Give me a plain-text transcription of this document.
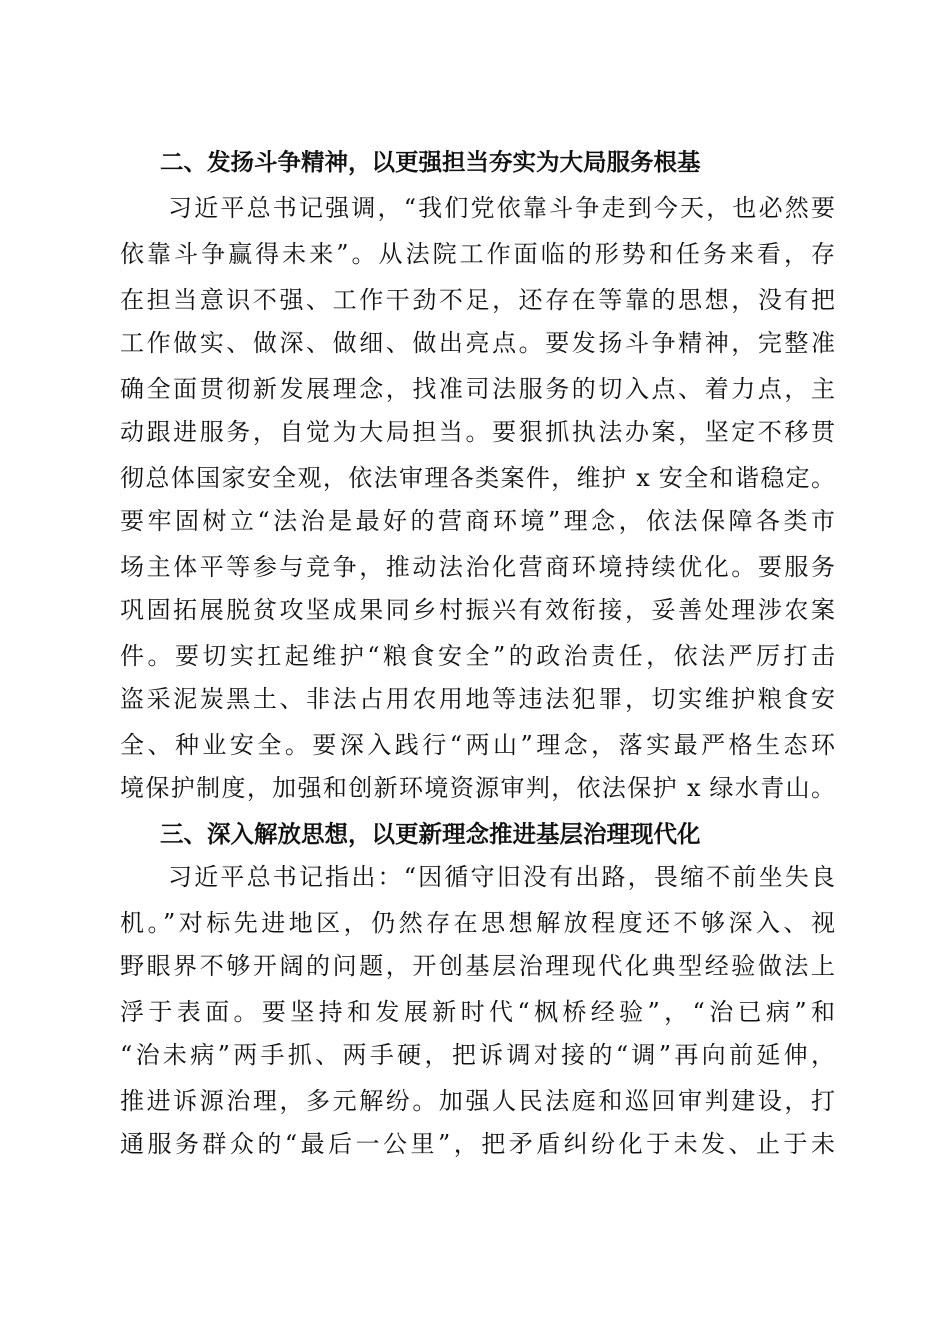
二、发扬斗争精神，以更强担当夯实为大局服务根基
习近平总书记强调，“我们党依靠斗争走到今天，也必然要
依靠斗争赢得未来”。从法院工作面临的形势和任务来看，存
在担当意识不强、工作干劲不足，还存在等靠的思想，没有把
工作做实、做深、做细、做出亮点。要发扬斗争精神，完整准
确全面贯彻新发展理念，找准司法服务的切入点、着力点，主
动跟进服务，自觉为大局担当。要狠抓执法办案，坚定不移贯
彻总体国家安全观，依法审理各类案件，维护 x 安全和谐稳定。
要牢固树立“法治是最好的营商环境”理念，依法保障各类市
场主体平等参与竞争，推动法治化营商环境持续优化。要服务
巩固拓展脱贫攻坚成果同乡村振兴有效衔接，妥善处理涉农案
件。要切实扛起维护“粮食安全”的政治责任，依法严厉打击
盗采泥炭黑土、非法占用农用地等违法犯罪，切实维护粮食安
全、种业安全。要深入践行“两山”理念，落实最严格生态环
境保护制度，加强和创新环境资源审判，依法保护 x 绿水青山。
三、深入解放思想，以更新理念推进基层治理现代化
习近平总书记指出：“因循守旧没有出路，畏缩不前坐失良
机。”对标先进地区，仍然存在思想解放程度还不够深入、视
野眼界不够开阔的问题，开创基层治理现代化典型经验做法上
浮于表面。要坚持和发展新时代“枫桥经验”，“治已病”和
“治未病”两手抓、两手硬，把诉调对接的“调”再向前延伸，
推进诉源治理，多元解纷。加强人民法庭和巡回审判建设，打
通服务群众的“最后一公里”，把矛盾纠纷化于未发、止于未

+-------+

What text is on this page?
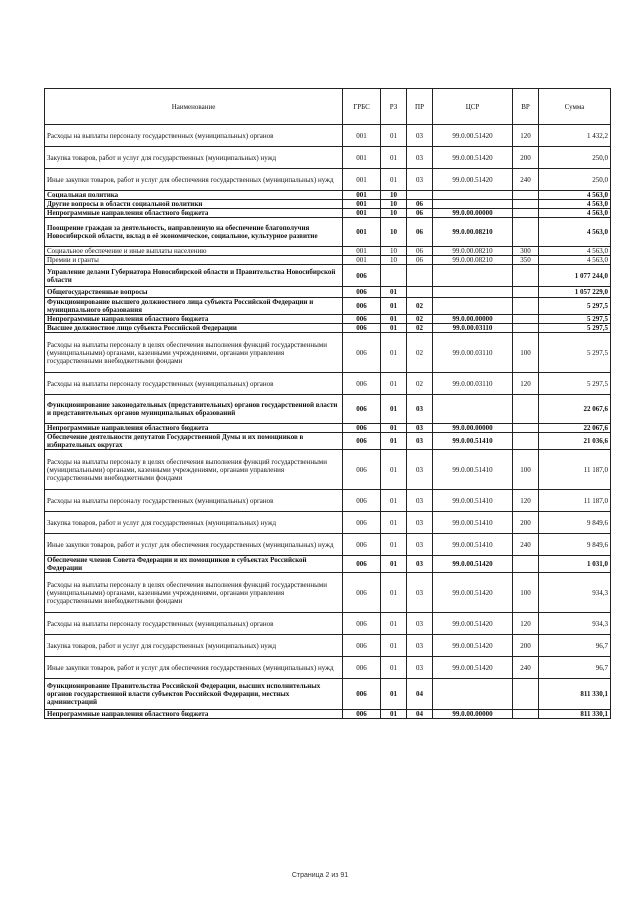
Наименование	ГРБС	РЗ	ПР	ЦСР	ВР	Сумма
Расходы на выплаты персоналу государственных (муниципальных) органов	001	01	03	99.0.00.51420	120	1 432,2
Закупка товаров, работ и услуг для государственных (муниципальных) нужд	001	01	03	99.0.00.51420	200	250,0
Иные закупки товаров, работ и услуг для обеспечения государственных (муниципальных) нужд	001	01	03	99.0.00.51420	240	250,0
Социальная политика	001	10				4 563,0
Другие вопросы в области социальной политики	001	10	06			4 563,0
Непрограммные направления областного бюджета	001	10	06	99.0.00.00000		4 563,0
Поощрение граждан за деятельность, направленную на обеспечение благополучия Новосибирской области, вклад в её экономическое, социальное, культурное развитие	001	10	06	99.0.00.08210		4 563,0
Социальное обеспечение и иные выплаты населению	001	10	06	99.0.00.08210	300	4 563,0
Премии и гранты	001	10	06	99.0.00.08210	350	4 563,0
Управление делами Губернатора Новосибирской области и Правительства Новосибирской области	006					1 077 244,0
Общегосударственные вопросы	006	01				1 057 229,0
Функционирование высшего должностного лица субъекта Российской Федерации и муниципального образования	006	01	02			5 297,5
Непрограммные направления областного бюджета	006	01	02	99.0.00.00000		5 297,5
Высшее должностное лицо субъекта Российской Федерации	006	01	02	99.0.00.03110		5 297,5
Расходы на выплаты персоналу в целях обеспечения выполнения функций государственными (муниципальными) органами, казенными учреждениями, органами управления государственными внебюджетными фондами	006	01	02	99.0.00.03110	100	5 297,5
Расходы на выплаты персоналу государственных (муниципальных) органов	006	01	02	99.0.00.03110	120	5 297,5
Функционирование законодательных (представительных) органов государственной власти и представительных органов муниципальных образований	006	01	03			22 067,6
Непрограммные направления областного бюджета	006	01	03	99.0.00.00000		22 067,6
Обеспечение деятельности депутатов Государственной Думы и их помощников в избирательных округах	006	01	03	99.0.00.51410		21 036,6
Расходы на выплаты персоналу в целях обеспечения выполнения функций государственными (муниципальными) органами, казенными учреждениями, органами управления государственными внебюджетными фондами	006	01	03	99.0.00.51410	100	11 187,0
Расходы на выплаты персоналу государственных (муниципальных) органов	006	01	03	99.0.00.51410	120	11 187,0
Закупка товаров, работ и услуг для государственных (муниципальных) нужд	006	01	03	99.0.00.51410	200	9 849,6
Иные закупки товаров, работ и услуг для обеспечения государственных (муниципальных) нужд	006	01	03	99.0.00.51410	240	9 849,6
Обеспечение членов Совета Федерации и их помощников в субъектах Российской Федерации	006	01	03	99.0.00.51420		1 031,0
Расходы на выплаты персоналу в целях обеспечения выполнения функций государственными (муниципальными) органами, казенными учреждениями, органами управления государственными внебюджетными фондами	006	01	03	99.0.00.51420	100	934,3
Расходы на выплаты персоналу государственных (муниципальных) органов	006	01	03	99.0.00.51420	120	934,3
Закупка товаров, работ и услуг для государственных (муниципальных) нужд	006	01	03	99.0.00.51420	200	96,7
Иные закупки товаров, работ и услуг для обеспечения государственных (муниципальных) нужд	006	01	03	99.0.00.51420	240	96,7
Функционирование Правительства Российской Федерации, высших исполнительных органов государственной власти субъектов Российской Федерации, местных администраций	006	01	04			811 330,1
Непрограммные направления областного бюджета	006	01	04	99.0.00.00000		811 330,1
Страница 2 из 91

+-------+

- Requirements
Identify all lines in the records above with the word "власти".

- Written solution
Функционирование законодательных (представительных) органов государственной власти и представительных органов муниципальных образований	006	01	03			22 067,6
Функционирование Правительства Российской Федерации, высших исполнительных органов государственной власти субъектов Российской Федерации, местных администраций	006	01	04			811 330,1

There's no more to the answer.